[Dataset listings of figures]
|---|
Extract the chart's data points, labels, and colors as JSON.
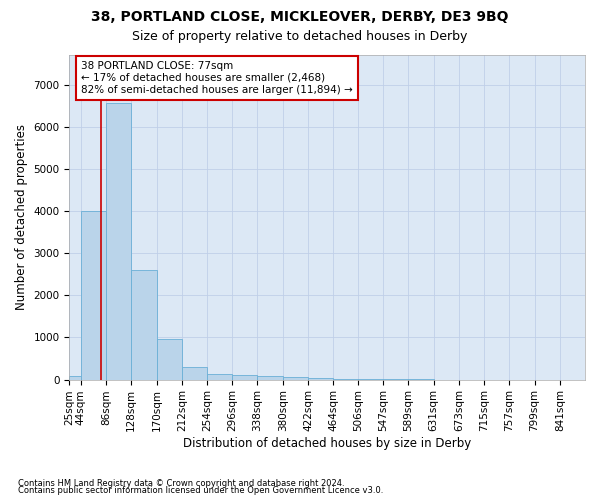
{
  "title_line1": "38, PORTLAND CLOSE, MICKLEOVER, DERBY, DE3 9BQ",
  "title_line2": "Size of property relative to detached houses in Derby",
  "xlabel": "Distribution of detached houses by size in Derby",
  "ylabel": "Number of detached properties",
  "footnote1": "Contains HM Land Registry data © Crown copyright and database right 2024.",
  "footnote2": "Contains public sector information licensed under the Open Government Licence v3.0.",
  "annotation_line1": "38 PORTLAND CLOSE: 77sqm",
  "annotation_line2": "← 17% of detached houses are smaller (2,468)",
  "annotation_line3": "82% of semi-detached houses are larger (11,894) →",
  "property_size": 77,
  "bin_centers": [
    25,
    44,
    86,
    128,
    170,
    212,
    254,
    296,
    338,
    380,
    422,
    464,
    506,
    547,
    589,
    631,
    673,
    715,
    757,
    799,
    841
  ],
  "bin_labels": [
    "25sqm",
    "44sqm",
    "86sqm",
    "128sqm",
    "170sqm",
    "212sqm",
    "254sqm",
    "296sqm",
    "338sqm",
    "380sqm",
    "422sqm",
    "464sqm",
    "506sqm",
    "547sqm",
    "589sqm",
    "631sqm",
    "673sqm",
    "715sqm",
    "757sqm",
    "799sqm",
    "841sqm"
  ],
  "bar_heights": [
    80,
    4000,
    6550,
    2600,
    960,
    300,
    130,
    110,
    90,
    70,
    30,
    15,
    8,
    4,
    3,
    2,
    1,
    1,
    0,
    0,
    0
  ],
  "bar_color": "#bad4ea",
  "bar_edge_color": "#6aafd6",
  "grid_color": "#c0cfe8",
  "bg_color": "#dce8f5",
  "red_line_color": "#cc0000",
  "annotation_box_color": "#cc0000",
  "ylim": [
    0,
    7700
  ],
  "yticks": [
    0,
    1000,
    2000,
    3000,
    4000,
    5000,
    6000,
    7000
  ],
  "title_fontsize": 10,
  "subtitle_fontsize": 9,
  "axis_label_fontsize": 8.5,
  "tick_fontsize": 7.5,
  "annotation_fontsize": 7.5
}
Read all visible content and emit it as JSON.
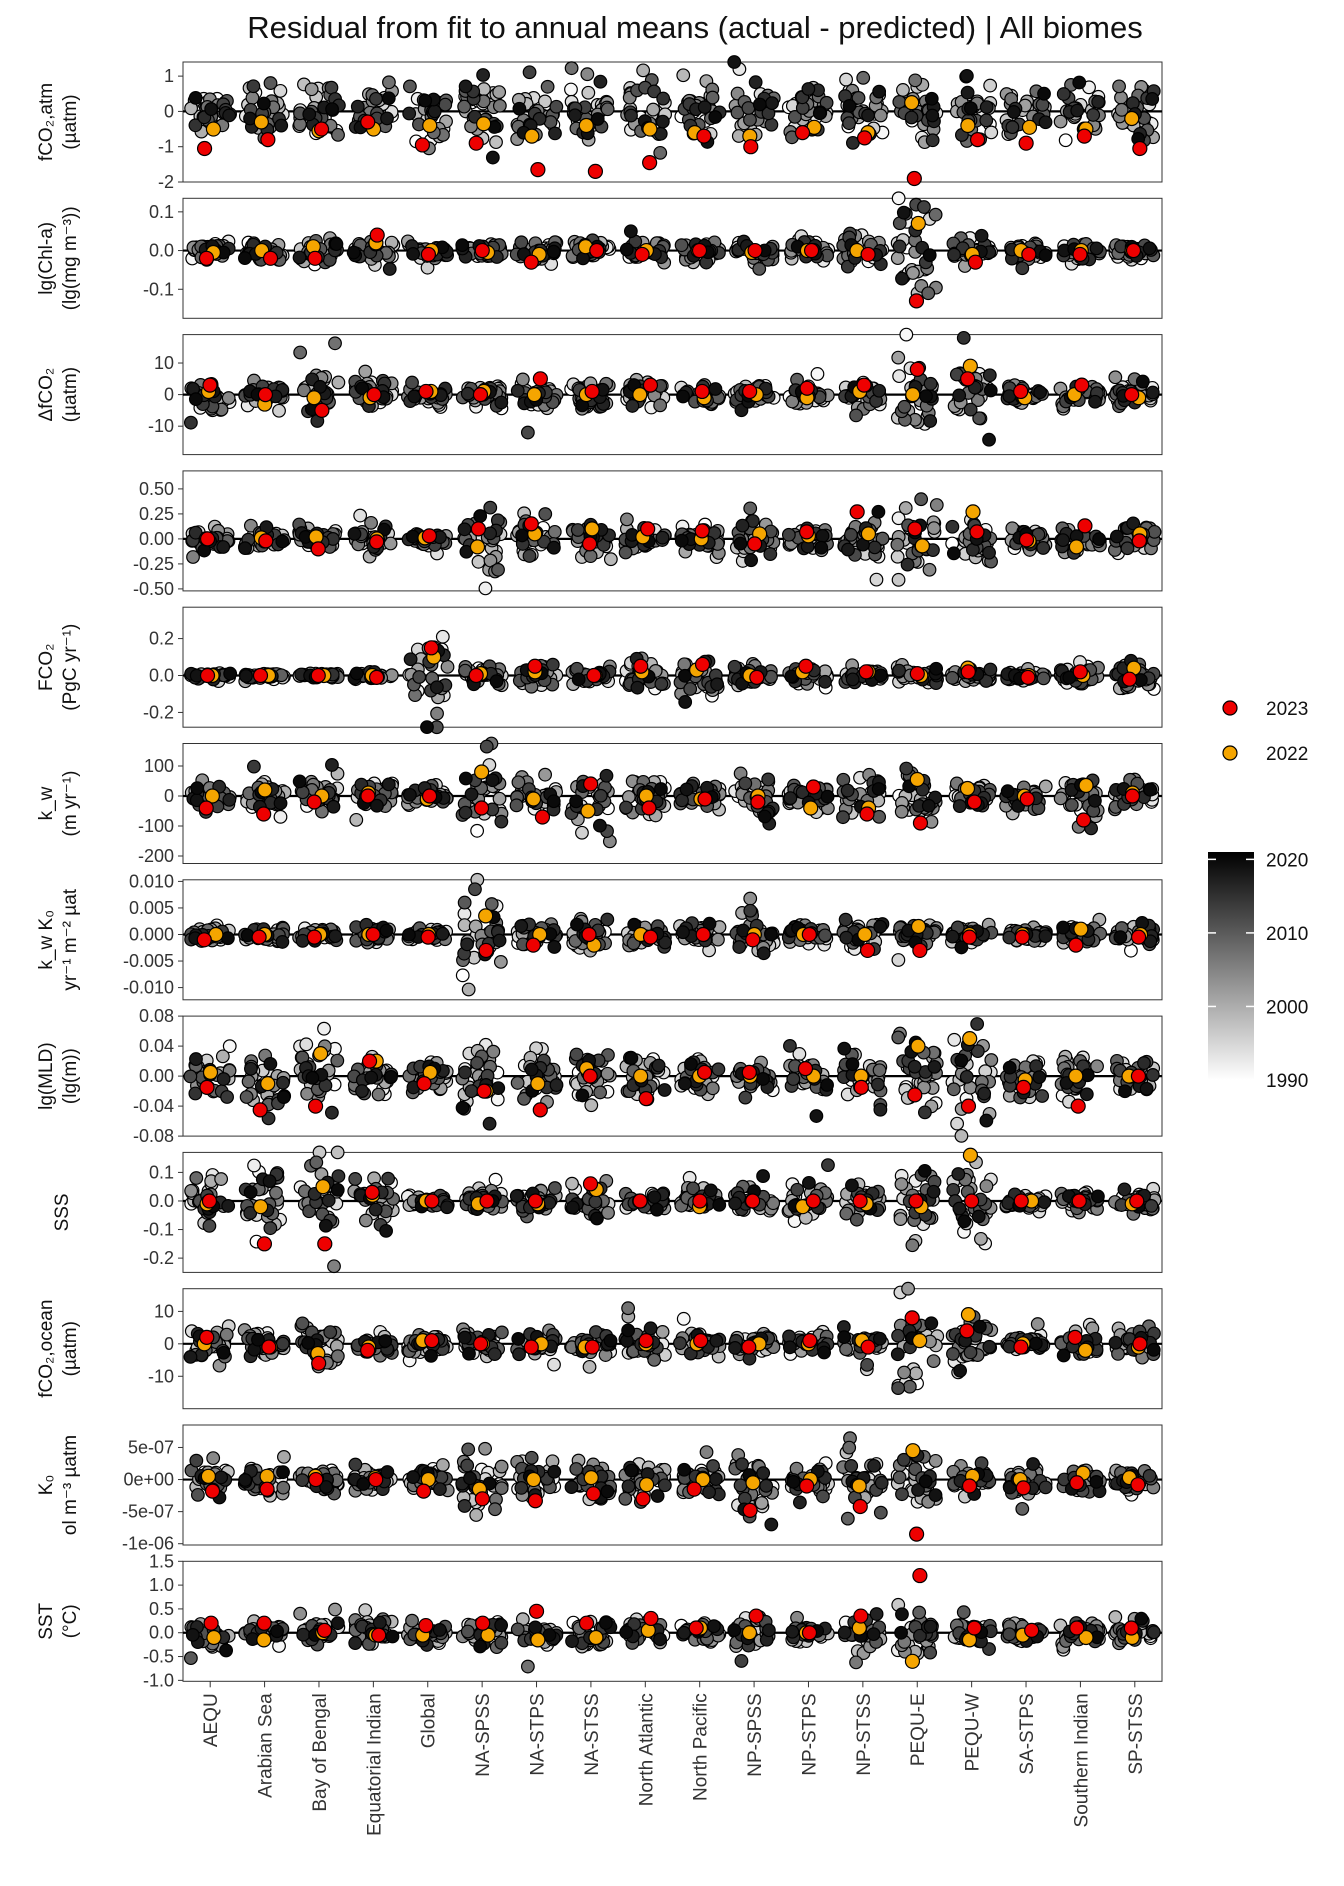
{
  "title": "Residual from fit to annual means (actual - predicted) | All biomes",
  "legend": {
    "highlight": [
      {
        "label": "2023",
        "color": "#ee0000"
      },
      {
        "label": "2022",
        "color": "#f5a500"
      }
    ],
    "gradient": {
      "ticks": [
        "2020",
        "2010",
        "2000",
        "1990"
      ],
      "min": 1990,
      "max": 2021
    }
  },
  "chart_data": {
    "type": "scatter",
    "description_of_points": "jittered per-year residual points, grayscale by year 1990-2021; highlighted 2022 (orange) and 2023 (red)",
    "categories": [
      "AEQU",
      "Arabian Sea",
      "Bay of Bengal",
      "Equatorial Indian",
      "Global",
      "NA-SPSS",
      "NA-STPS",
      "NA-STSS",
      "North Atlantic",
      "North Pacific",
      "NP-SPSS",
      "NP-STPS",
      "NP-STSS",
      "PEQU-E",
      "PEQU-W",
      "SA-STPS",
      "Southern Indian",
      "SP-STSS"
    ],
    "panels": [
      {
        "ylabel": [
          "fCO₂,atm",
          "(µatm)"
        ],
        "ylim": [
          -2,
          1.4
        ],
        "ticks": [
          "1",
          "0",
          "-1",
          "-2"
        ],
        "tickvals": [
          1,
          0,
          -1,
          -2
        ],
        "spread": [
          0.35,
          0.35,
          0.35,
          0.35,
          0.4,
          0.45,
          0.45,
          0.5,
          0.45,
          0.4,
          0.45,
          0.4,
          0.45,
          0.5,
          0.4,
          0.35,
          0.35,
          0.35
        ],
        "y2023": [
          -1.05,
          -0.8,
          -0.5,
          -0.3,
          -0.95,
          -0.9,
          -1.65,
          -1.7,
          -1.45,
          -0.7,
          -1.0,
          -0.6,
          -0.75,
          -1.9,
          -0.8,
          -0.9,
          -0.7,
          -1.05
        ],
        "y2022": [
          -0.5,
          -0.3,
          -0.55,
          -0.5,
          -0.4,
          -0.35,
          -0.7,
          -0.4,
          -0.5,
          -0.6,
          -0.7,
          -0.45,
          -0.6,
          0.25,
          -0.4,
          -0.45,
          -0.5,
          -0.2
        ]
      },
      {
        "ylabel": [
          "lg(Chl-a)",
          "(lg(mg m⁻³))"
        ],
        "ylim": [
          -0.175,
          0.135
        ],
        "ticks": [
          "0.1",
          "0.0",
          "-0.1"
        ],
        "tickvals": [
          0.1,
          0,
          -0.1
        ],
        "spread": [
          0.012,
          0.012,
          0.015,
          0.015,
          0.01,
          0.012,
          0.012,
          0.012,
          0.012,
          0.012,
          0.012,
          0.012,
          0.015,
          0.07,
          0.018,
          0.01,
          0.012,
          0.01
        ],
        "y2023": [
          -0.02,
          -0.02,
          -0.02,
          0.04,
          -0.01,
          0.0,
          -0.03,
          0.0,
          -0.01,
          0.0,
          0.0,
          0.0,
          -0.01,
          -0.13,
          -0.03,
          -0.01,
          -0.01,
          0.0
        ],
        "y2022": [
          -0.005,
          0.0,
          0.01,
          0.02,
          0.0,
          -0.005,
          -0.01,
          0.01,
          0.0,
          0.0,
          -0.005,
          0.0,
          0.0,
          0.07,
          -0.01,
          0.0,
          0.0,
          0.0
        ]
      },
      {
        "ylabel": [
          "ΔfCO₂",
          "(µatm)"
        ],
        "ylim": [
          -19,
          19
        ],
        "ticks": [
          "10",
          "0",
          "-10"
        ],
        "tickvals": [
          10,
          0,
          -10
        ],
        "spread": [
          2.5,
          2.2,
          4,
          2,
          1.5,
          2,
          2.2,
          2,
          2,
          1.5,
          1.5,
          1.5,
          1.8,
          7,
          5,
          1.5,
          1.5,
          2
        ],
        "y2023": [
          3,
          0,
          -5,
          0,
          1,
          0,
          5,
          1,
          3,
          1,
          1,
          2,
          3,
          8,
          5,
          1,
          3,
          0
        ],
        "y2022": [
          1,
          -3,
          -1,
          -1,
          1,
          1,
          0,
          0,
          0,
          -1,
          0,
          -1,
          1,
          0,
          9,
          -1,
          0,
          -1
        ]
      },
      {
        "ylabel": [
          "",
          ""
        ],
        "ylim": [
          -0.52,
          0.68
        ],
        "ticks": [
          "0.50",
          "0.25",
          "0.00",
          "-0.25",
          "-0.50"
        ],
        "tickvals": [
          0.5,
          0.25,
          0,
          -0.25,
          -0.5
        ],
        "spread": [
          0.05,
          0.05,
          0.07,
          0.05,
          0.04,
          0.2,
          0.08,
          0.12,
          0.07,
          0.06,
          0.1,
          0.07,
          0.1,
          0.18,
          0.1,
          0.05,
          0.06,
          0.06
        ],
        "y2023": [
          0.0,
          -0.02,
          -0.1,
          -0.03,
          0.03,
          0.1,
          0.15,
          -0.05,
          0.1,
          0.08,
          -0.05,
          0.07,
          0.27,
          0.1,
          0.07,
          -0.01,
          0.13,
          -0.02
        ],
        "y2022": [
          0.0,
          0.01,
          0.02,
          0.0,
          0.01,
          -0.08,
          0.05,
          0.1,
          0.02,
          0.0,
          0.05,
          0.03,
          0.05,
          -0.07,
          0.27,
          -0.02,
          -0.08,
          0.05
        ]
      },
      {
        "ylabel": [
          "FCO₂",
          "(PgC yr⁻¹)"
        ],
        "ylim": [
          -0.28,
          0.37
        ],
        "ticks": [
          "0.2",
          "0.0",
          "-0.2"
        ],
        "tickvals": [
          0.2,
          0,
          -0.2
        ],
        "spread": [
          0.008,
          0.008,
          0.008,
          0.01,
          0.12,
          0.03,
          0.03,
          0.02,
          0.04,
          0.06,
          0.03,
          0.03,
          0.02,
          0.03,
          0.02,
          0.01,
          0.02,
          0.04
        ],
        "y2023": [
          0.0,
          0.0,
          0.0,
          -0.01,
          0.15,
          0.0,
          0.05,
          0.0,
          0.05,
          0.06,
          -0.01,
          0.05,
          0.02,
          0.01,
          0.02,
          -0.01,
          0.02,
          -0.02
        ],
        "y2022": [
          0.0,
          0.0,
          0.0,
          0.0,
          0.1,
          0.01,
          0.02,
          0.0,
          0.02,
          0.03,
          0.0,
          0.02,
          0.02,
          0.0,
          0.04,
          0.0,
          0.0,
          0.04
        ]
      },
      {
        "ylabel": [
          "k_w",
          "(m yr⁻¹)"
        ],
        "ylim": [
          -225,
          175
        ],
        "ticks": [
          "100",
          "0",
          "-100",
          "-200"
        ],
        "tickvals": [
          100,
          0,
          -100,
          -200
        ],
        "spread": [
          22,
          28,
          30,
          25,
          12,
          70,
          25,
          45,
          30,
          22,
          35,
          22,
          35,
          45,
          25,
          20,
          28,
          25
        ],
        "y2023": [
          -40,
          -60,
          -20,
          0,
          0,
          -40,
          -70,
          40,
          -40,
          -10,
          -20,
          30,
          -60,
          -90,
          -20,
          -10,
          -80,
          0
        ],
        "y2022": [
          0,
          20,
          0,
          10,
          -10,
          80,
          -10,
          -50,
          0,
          -10,
          0,
          -40,
          -40,
          55,
          25,
          0,
          35,
          10
        ]
      },
      {
        "ylabel": [
          "k_w K₀",
          "yr⁻¹ m⁻² µat"
        ],
        "ylim": [
          -0.0123,
          0.0103
        ],
        "ticks": [
          "0.010",
          "0.005",
          "0.000",
          "-0.005",
          "-0.010"
        ],
        "tickvals": [
          0.01,
          0.005,
          0,
          -0.005,
          -0.01
        ],
        "spread": [
          0.0007,
          0.0007,
          0.0008,
          0.0007,
          0.0005,
          0.004,
          0.001,
          0.002,
          0.001,
          0.0008,
          0.0018,
          0.0008,
          0.0012,
          0.0012,
          0.0006,
          0.0006,
          0.0008,
          0.0008
        ],
        "y2023": [
          -0.001,
          -0.0005,
          -0.0005,
          0.0,
          -0.0005,
          -0.003,
          -0.002,
          0.0,
          -0.0005,
          0.0,
          -0.001,
          0.0,
          -0.003,
          -0.003,
          -0.0005,
          -0.0005,
          -0.002,
          -0.0005
        ],
        "y2022": [
          0.0,
          0.0,
          0.0,
          0.0,
          0.0,
          0.0035,
          0.0,
          -0.002,
          0.0,
          0.0,
          0.0,
          0.0,
          0.0,
          0.0015,
          0.0,
          0.0,
          0.001,
          0.0
        ]
      },
      {
        "ylabel": [
          "lg(MLD)",
          "(lg(m))"
        ],
        "ylim": [
          -0.08,
          0.08
        ],
        "ticks": [
          "0.08",
          "0.04",
          "0.00",
          "-0.04",
          "-0.08"
        ],
        "tickvals": [
          0.08,
          0.04,
          0.0,
          -0.04,
          -0.08
        ],
        "spread": [
          0.015,
          0.02,
          0.025,
          0.015,
          0.01,
          0.025,
          0.015,
          0.018,
          0.012,
          0.012,
          0.012,
          0.012,
          0.015,
          0.025,
          0.035,
          0.012,
          0.012,
          0.012
        ],
        "y2023": [
          -0.015,
          -0.045,
          -0.04,
          0.02,
          -0.01,
          -0.02,
          -0.045,
          0.0,
          -0.03,
          0.005,
          0.005,
          0.01,
          -0.015,
          -0.025,
          -0.04,
          -0.015,
          -0.04,
          0.0
        ],
        "y2022": [
          0.005,
          -0.01,
          0.03,
          0.02,
          0.005,
          -0.02,
          -0.01,
          0.01,
          0.0,
          0.0,
          0.0,
          0.0,
          0.0,
          0.04,
          0.05,
          -0.005,
          0.0,
          0.0
        ]
      },
      {
        "ylabel": [
          "SSS",
          ""
        ],
        "ylim": [
          -0.25,
          0.17
        ],
        "ticks": [
          "0.1",
          "0.0",
          "-0.1",
          "-0.2"
        ],
        "tickvals": [
          0.1,
          0,
          -0.1,
          -0.2
        ],
        "spread": [
          0.04,
          0.06,
          0.07,
          0.04,
          0.01,
          0.02,
          0.02,
          0.03,
          0.015,
          0.02,
          0.02,
          0.03,
          0.02,
          0.08,
          0.07,
          0.015,
          0.015,
          0.02
        ],
        "y2023": [
          0.0,
          -0.15,
          -0.15,
          0.03,
          0.0,
          0.0,
          0.0,
          0.06,
          0.0,
          0.0,
          0.0,
          0.0,
          0.0,
          0.0,
          0.0,
          0.0,
          0.0,
          0.0
        ],
        "y2022": [
          -0.01,
          -0.02,
          0.05,
          0.02,
          0.0,
          -0.01,
          -0.01,
          0.04,
          0.0,
          -0.02,
          0.0,
          -0.02,
          -0.01,
          -0.02,
          0.16,
          0.0,
          0.0,
          -0.01
        ]
      },
      {
        "ylabel": [
          "fCO₂,ocean",
          "(µatm)"
        ],
        "ylim": [
          -20,
          17
        ],
        "ticks": [
          "10",
          "0",
          "-10"
        ],
        "tickvals": [
          10,
          0,
          -10
        ],
        "spread": [
          2.5,
          2,
          4,
          1.8,
          1.5,
          2,
          2,
          2,
          2,
          1.5,
          1.5,
          1.5,
          1.8,
          7,
          4.5,
          1.5,
          1.5,
          2
        ],
        "y2023": [
          2,
          -1,
          -6,
          -2,
          1,
          0,
          -1,
          -1,
          1,
          1,
          -1,
          1,
          -1,
          8,
          4,
          -1,
          2,
          0
        ],
        "y2022": [
          0,
          -1,
          -3,
          -1,
          1,
          0,
          0,
          -1,
          0,
          0,
          0,
          0,
          1,
          1,
          9,
          0,
          -2,
          -1
        ]
      },
      {
        "ylabel": [
          "K₀",
          "ol m⁻³ µatm"
        ],
        "ylim": [
          -1.02e-06,
          8.5e-07
        ],
        "ticks": [
          "5e-07",
          "0e+00",
          "-5e-07",
          "-1e-06"
        ],
        "tickvals": [
          5e-07,
          0,
          -5e-07,
          -1e-06
        ],
        "spread": [
          1.1e-07,
          1e-07,
          1e-07,
          1e-07,
          1e-07,
          3e-07,
          1.5e-07,
          1.6e-07,
          1.4e-07,
          1.2e-07,
          3.2e-07,
          1.2e-07,
          2.2e-07,
          2.2e-07,
          1.2e-07,
          1e-07,
          1e-07,
          1e-07
        ],
        "y2023": [
          -1.8e-07,
          -1.5e-07,
          0.0,
          0.0,
          -1.8e-07,
          -3e-07,
          -3.3e-07,
          -2.2e-07,
          -3e-07,
          -1.5e-07,
          -4.8e-07,
          -1e-07,
          -4.2e-07,
          -8.5e-07,
          -1e-07,
          -1.3e-07,
          -5e-08,
          -8e-08
        ],
        "y2022": [
          5e-08,
          5e-08,
          5e-08,
          3e-08,
          0.0,
          -1.5e-07,
          0.0,
          3e-08,
          -8e-08,
          0.0,
          -5e-08,
          0.0,
          -1e-07,
          4.5e-07,
          5e-08,
          0.0,
          1e-07,
          3e-08
        ]
      },
      {
        "ylabel": [
          "SST",
          "(°C)"
        ],
        "ylim": [
          -1.02,
          1.5
        ],
        "ticks": [
          "1.5",
          "1.0",
          "0.5",
          "0.0",
          "-0.5",
          "-1.0"
        ],
        "tickvals": [
          1.5,
          1.0,
          0.5,
          0.0,
          -0.5,
          -1.0
        ],
        "spread": [
          0.15,
          0.12,
          0.12,
          0.13,
          0.1,
          0.17,
          0.13,
          0.13,
          0.12,
          0.1,
          0.18,
          0.1,
          0.17,
          0.35,
          0.12,
          0.1,
          0.12,
          0.12
        ],
        "y2023": [
          0.2,
          0.2,
          0.05,
          -0.05,
          0.15,
          0.2,
          0.45,
          0.2,
          0.3,
          0.1,
          0.35,
          0.0,
          0.35,
          1.2,
          0.1,
          0.05,
          0.1,
          0.1
        ],
        "y2022": [
          -0.1,
          -0.15,
          0.0,
          -0.05,
          -0.05,
          -0.05,
          -0.15,
          -0.1,
          0.05,
          0.1,
          0.0,
          0.0,
          0.1,
          -0.6,
          -0.15,
          -0.05,
          -0.1,
          -0.1
        ]
      }
    ]
  }
}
|---|
» **Task description**
Copy each line of the entries that includes the word "Contains".

» **Final result**
  "footnote1": "Contains HM Land Registry data © Crown copyright and database right 2024.",
  "footnote2": "Contains public sector information licensed under the Open Government Licence v3.0.",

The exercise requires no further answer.